### Work to complete
Look through the records below and collect all lines that hold the string "name".

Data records
--- --- ---

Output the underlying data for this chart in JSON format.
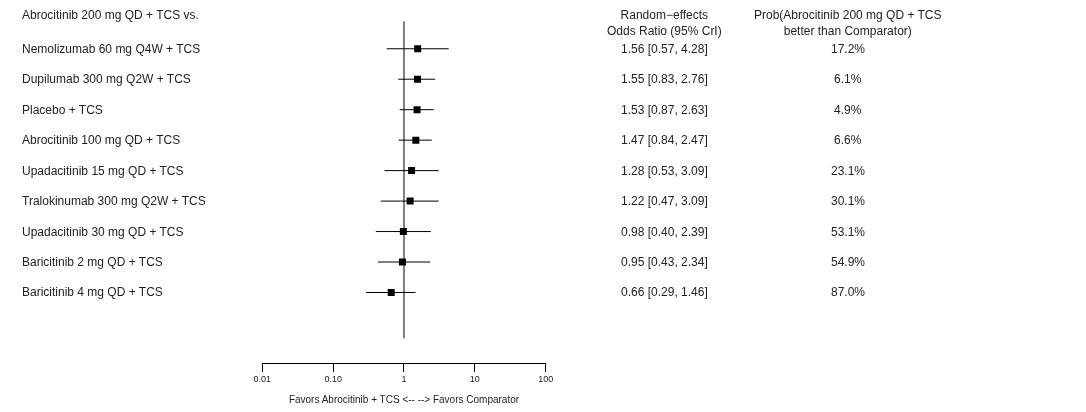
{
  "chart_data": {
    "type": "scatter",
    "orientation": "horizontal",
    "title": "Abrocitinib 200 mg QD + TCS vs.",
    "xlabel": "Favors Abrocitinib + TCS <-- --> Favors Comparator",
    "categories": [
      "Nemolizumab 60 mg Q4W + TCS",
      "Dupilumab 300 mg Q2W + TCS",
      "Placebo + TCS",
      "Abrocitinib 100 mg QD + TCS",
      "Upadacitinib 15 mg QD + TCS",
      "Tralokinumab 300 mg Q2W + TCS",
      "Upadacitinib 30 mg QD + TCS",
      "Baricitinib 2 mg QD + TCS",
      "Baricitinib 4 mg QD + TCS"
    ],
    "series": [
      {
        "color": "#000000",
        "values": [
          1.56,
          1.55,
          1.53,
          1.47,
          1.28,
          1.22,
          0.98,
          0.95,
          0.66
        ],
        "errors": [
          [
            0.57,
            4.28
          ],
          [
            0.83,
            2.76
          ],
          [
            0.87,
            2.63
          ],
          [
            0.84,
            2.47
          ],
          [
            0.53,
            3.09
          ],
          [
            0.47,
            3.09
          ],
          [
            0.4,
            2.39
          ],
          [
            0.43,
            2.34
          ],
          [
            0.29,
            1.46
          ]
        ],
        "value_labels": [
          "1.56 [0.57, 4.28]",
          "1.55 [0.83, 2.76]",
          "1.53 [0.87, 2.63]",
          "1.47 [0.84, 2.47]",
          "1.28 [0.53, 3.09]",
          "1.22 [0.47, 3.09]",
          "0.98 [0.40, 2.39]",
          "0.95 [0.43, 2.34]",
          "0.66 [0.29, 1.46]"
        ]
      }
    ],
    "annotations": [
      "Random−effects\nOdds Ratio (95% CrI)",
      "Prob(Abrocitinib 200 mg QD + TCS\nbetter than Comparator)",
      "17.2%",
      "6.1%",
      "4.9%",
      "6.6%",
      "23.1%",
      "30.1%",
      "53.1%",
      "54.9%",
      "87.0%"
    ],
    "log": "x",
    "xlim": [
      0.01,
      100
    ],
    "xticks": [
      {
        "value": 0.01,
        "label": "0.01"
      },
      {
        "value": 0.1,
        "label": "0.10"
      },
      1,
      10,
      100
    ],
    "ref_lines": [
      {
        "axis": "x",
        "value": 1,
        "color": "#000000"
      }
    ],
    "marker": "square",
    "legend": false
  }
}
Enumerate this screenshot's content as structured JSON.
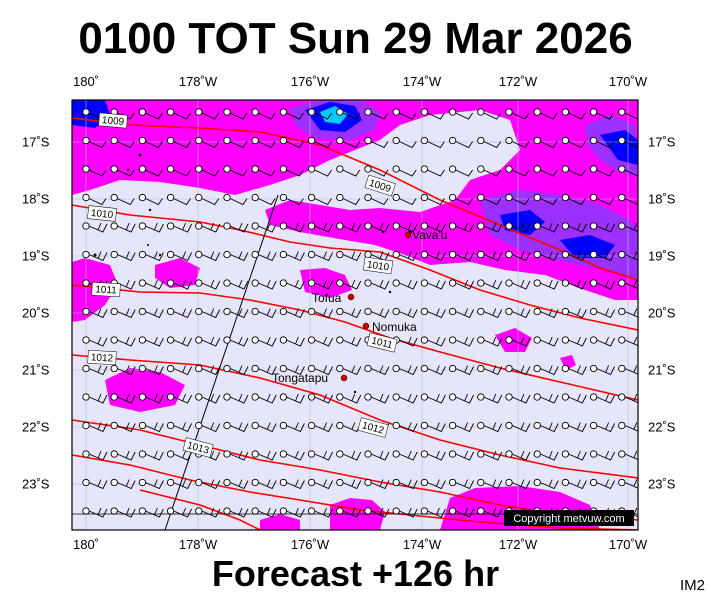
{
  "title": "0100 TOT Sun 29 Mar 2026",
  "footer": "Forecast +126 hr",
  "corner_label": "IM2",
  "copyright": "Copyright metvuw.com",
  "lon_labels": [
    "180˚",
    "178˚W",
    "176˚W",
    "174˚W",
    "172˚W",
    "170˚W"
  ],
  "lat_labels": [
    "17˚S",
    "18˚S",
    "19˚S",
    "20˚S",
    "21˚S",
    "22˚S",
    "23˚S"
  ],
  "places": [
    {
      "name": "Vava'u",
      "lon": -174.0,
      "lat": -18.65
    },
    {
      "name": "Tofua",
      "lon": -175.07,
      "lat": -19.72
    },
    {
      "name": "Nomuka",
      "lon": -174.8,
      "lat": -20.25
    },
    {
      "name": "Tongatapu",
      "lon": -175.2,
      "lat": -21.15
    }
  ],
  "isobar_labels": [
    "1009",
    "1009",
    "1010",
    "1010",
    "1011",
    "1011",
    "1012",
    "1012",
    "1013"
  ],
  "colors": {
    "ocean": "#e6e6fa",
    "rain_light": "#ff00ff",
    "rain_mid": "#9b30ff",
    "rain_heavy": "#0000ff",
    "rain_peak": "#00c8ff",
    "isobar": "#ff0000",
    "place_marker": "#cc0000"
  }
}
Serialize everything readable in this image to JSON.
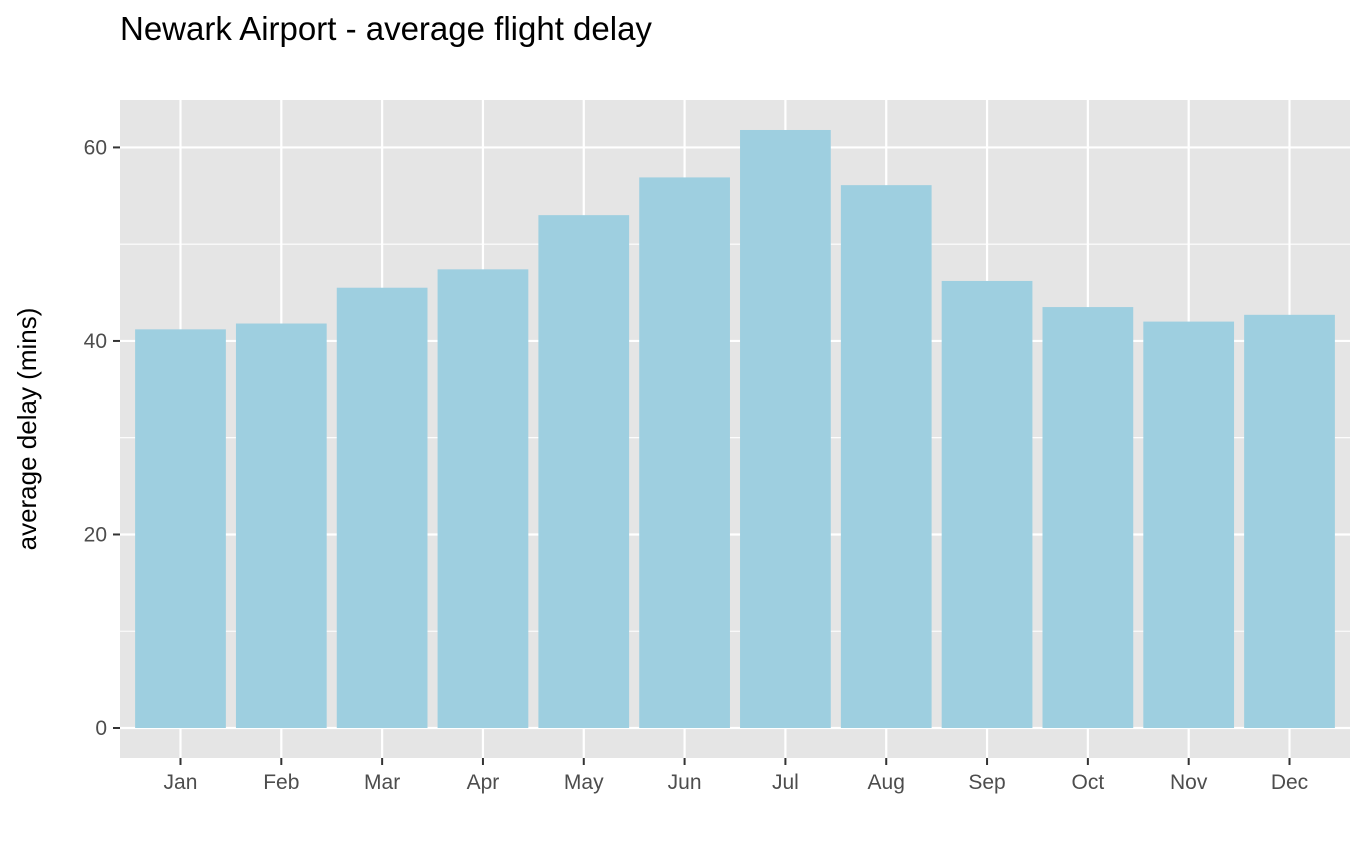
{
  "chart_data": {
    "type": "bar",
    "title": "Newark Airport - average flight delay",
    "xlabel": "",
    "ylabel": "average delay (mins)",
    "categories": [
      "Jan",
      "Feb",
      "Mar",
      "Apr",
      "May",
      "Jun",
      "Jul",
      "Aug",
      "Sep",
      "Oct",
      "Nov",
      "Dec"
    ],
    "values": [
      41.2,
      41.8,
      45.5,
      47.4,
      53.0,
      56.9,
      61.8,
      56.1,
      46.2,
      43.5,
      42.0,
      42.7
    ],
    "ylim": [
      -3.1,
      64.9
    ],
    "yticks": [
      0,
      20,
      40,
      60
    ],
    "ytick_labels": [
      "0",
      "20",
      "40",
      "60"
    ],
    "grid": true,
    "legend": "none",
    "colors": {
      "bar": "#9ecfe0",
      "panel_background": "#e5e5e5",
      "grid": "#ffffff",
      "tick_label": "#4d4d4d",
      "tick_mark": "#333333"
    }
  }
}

--- --- ---

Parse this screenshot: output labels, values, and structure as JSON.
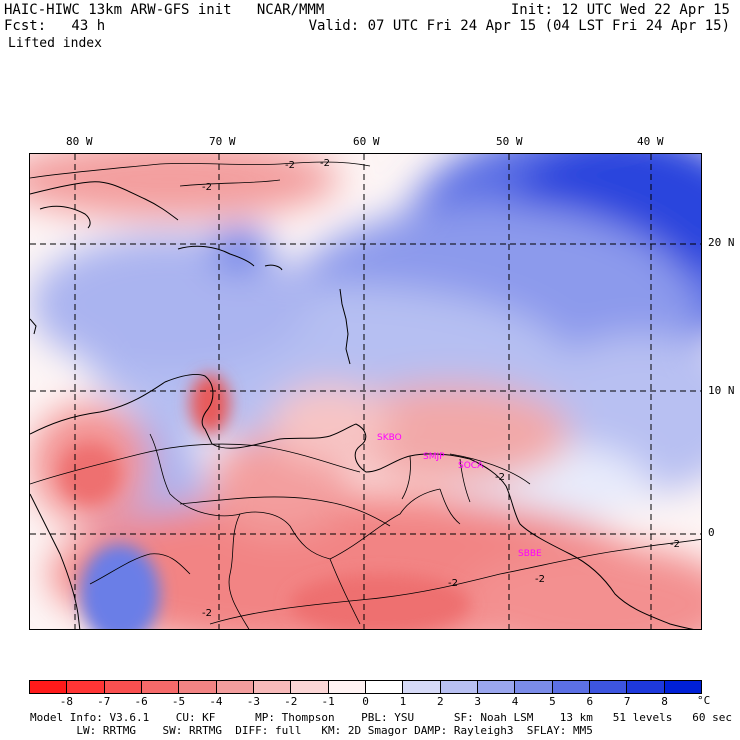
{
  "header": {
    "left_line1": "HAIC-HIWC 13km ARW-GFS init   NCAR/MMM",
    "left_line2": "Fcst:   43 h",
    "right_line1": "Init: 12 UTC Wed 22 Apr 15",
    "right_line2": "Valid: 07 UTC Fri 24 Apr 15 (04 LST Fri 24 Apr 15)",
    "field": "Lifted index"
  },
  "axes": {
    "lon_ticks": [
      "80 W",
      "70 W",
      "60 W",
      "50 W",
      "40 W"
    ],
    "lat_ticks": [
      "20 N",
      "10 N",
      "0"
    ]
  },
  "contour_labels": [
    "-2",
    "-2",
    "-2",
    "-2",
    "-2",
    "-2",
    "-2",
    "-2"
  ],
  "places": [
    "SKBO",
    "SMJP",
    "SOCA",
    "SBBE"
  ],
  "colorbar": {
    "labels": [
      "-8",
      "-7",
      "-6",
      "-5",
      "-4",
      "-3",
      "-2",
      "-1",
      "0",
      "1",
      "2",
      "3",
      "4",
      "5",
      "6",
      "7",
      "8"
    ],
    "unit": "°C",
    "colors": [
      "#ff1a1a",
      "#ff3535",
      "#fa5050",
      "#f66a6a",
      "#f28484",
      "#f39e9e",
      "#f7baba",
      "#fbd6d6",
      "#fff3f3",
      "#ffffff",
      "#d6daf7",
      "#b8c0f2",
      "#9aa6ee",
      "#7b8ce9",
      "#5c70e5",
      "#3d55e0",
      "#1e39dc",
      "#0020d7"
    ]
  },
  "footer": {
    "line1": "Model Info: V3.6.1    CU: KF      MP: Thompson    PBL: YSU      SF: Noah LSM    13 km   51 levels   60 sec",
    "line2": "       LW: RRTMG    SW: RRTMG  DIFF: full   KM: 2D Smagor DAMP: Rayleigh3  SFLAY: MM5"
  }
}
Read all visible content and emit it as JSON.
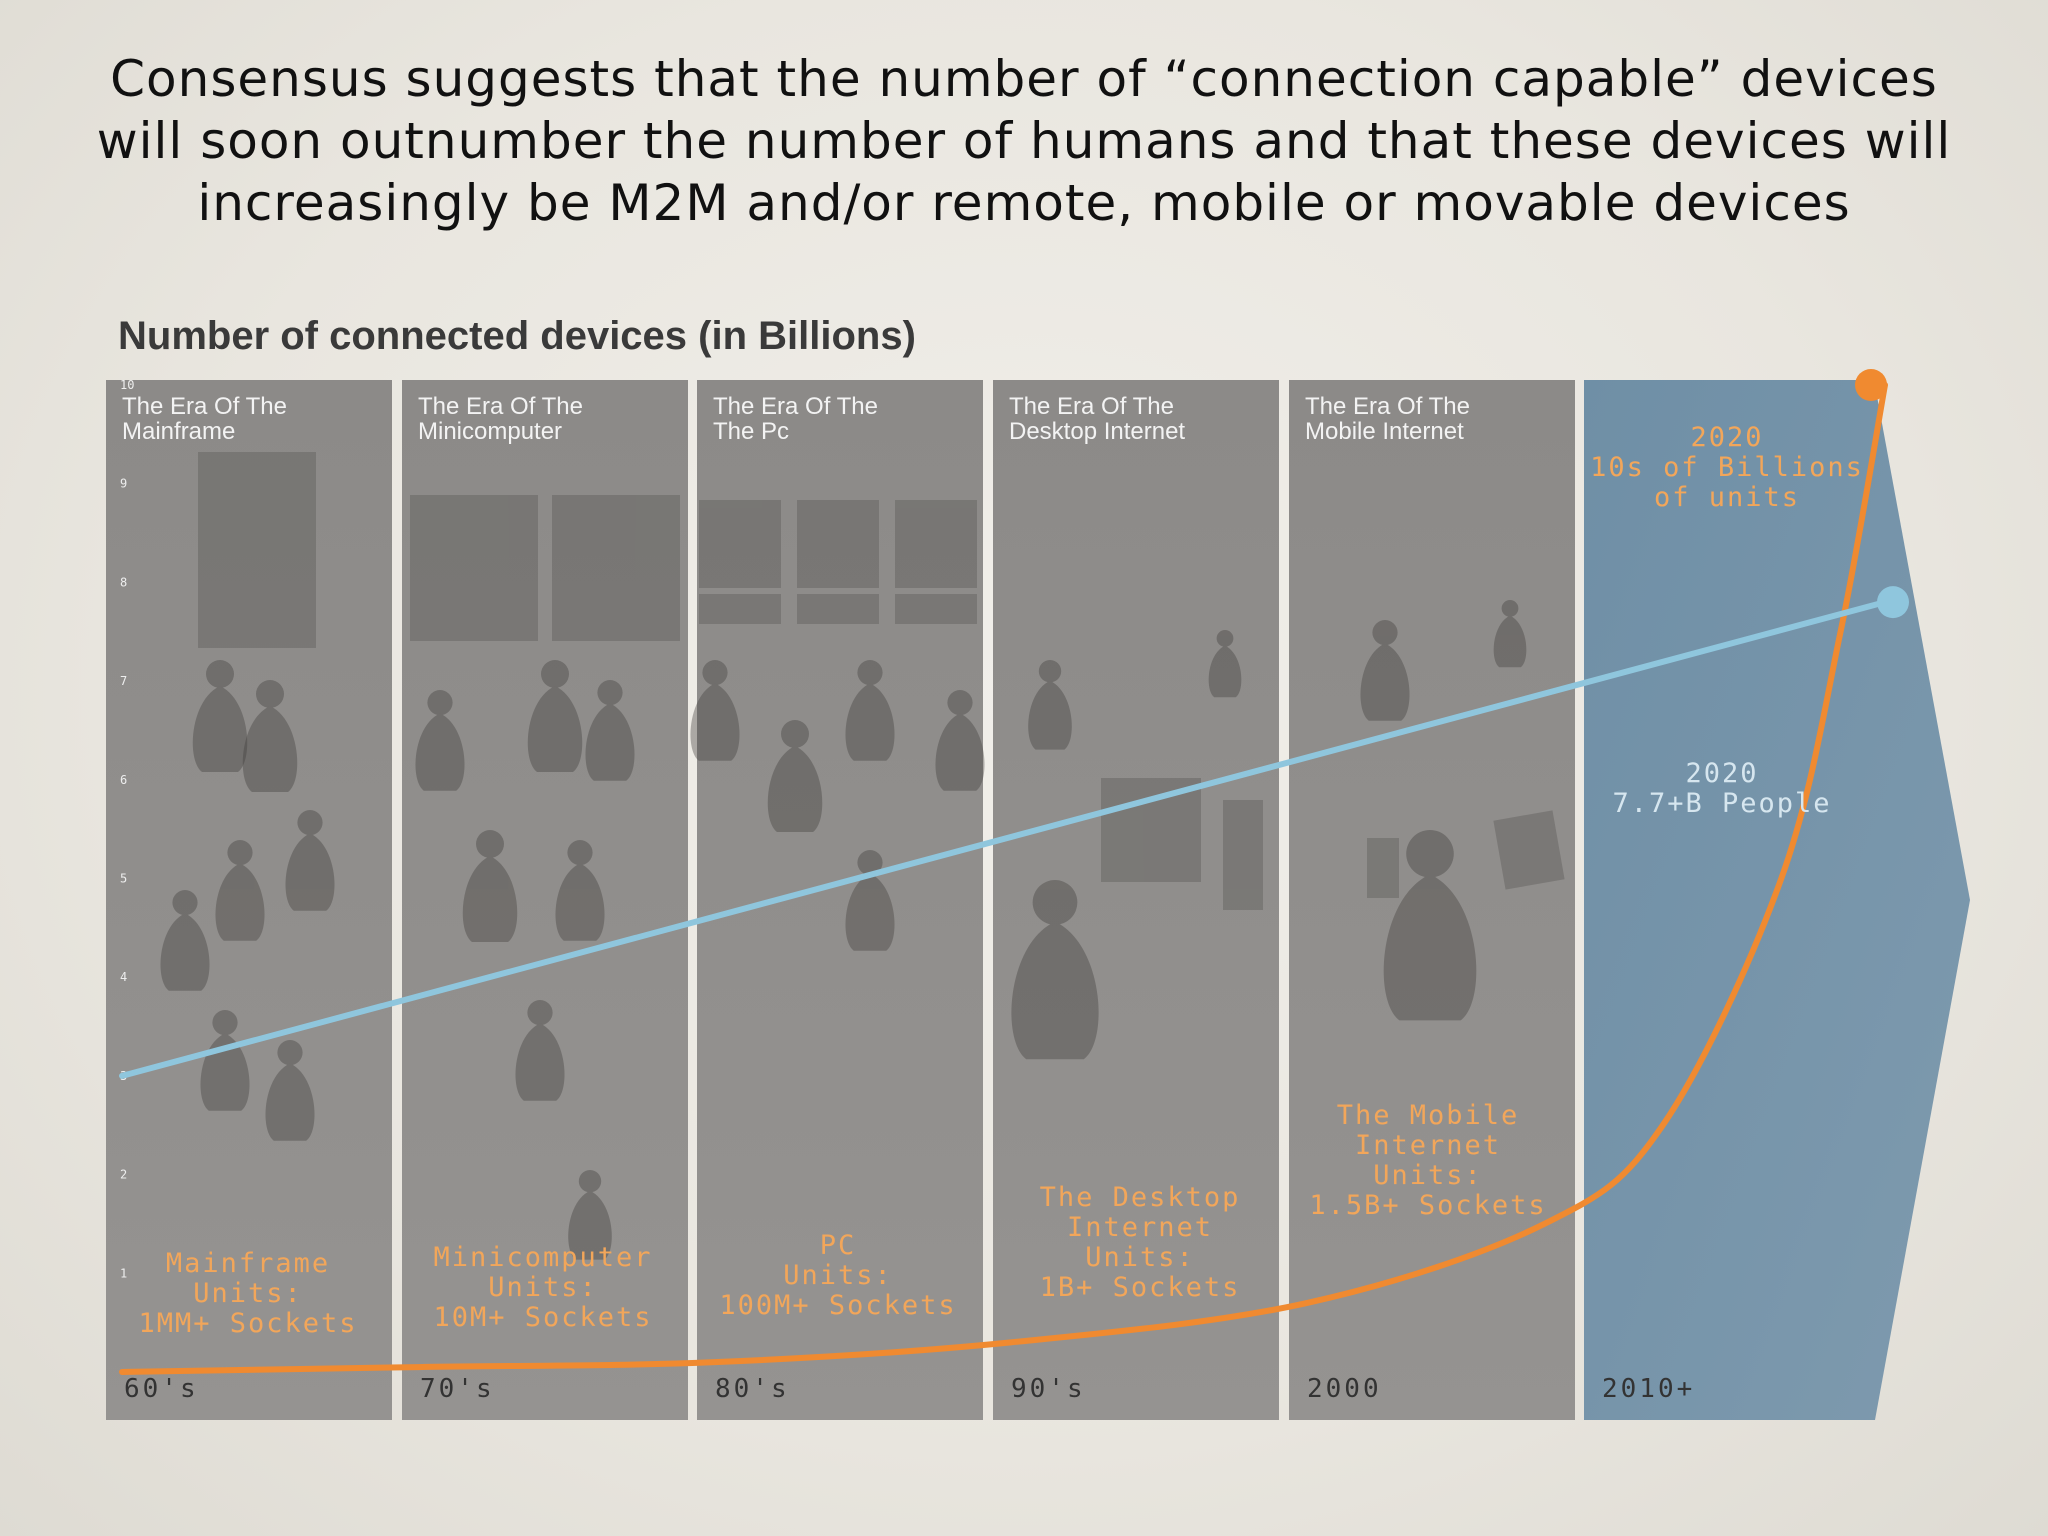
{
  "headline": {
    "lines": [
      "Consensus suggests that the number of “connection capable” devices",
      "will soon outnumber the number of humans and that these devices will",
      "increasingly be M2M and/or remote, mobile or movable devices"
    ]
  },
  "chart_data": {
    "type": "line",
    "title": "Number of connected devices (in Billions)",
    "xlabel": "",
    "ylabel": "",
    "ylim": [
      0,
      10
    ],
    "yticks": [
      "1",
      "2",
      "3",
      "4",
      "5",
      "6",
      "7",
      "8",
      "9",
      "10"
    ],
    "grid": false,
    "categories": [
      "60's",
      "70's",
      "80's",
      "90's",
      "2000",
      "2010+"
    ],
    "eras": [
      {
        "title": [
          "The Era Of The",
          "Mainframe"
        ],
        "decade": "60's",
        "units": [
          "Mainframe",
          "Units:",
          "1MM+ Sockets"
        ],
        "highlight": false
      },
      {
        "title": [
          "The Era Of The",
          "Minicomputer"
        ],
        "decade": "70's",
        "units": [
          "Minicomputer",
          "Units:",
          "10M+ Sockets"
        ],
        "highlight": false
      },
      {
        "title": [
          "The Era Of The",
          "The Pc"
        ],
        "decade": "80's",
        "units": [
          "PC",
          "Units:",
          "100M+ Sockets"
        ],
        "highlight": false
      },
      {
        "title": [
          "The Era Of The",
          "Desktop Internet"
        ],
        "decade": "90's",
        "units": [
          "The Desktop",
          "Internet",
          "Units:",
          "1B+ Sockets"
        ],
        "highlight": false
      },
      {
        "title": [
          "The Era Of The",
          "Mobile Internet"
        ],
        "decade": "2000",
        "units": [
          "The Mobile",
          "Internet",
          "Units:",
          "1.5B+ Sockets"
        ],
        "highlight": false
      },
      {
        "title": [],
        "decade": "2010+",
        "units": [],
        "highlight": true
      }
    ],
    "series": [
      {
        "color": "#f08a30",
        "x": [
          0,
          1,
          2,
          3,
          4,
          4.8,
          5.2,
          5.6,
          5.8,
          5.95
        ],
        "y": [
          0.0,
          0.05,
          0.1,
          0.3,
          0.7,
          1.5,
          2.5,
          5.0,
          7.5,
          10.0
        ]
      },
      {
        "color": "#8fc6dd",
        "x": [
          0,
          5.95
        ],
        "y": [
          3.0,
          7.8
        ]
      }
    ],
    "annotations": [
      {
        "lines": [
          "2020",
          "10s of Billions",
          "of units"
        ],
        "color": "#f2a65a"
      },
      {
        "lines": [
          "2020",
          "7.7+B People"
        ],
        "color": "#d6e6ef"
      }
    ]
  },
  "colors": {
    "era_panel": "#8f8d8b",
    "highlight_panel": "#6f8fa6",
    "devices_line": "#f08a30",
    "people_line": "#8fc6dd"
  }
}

--- --- ---

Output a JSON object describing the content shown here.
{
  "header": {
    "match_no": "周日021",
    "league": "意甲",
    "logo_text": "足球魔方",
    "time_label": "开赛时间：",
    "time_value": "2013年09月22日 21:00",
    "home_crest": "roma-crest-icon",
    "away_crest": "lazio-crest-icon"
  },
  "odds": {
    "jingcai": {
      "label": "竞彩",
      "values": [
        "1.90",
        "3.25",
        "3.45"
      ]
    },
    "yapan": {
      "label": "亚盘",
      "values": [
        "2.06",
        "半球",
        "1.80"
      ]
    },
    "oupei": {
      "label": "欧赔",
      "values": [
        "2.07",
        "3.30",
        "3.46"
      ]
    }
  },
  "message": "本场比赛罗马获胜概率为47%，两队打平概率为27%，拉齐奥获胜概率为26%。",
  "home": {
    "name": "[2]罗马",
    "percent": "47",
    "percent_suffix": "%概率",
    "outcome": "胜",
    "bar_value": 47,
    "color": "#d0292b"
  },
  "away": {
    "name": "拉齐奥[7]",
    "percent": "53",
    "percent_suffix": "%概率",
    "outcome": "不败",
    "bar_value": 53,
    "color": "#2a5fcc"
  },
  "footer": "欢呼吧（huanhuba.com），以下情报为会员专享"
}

--- --- ---

### Answer to this exercise
      "name": "Vava'u",
      "name": "Tofua",
      "name": "Nomuka",
      "name": "Tongatapu",
    "name": "[2]罗马",
    "name": "拉齐奥[7]",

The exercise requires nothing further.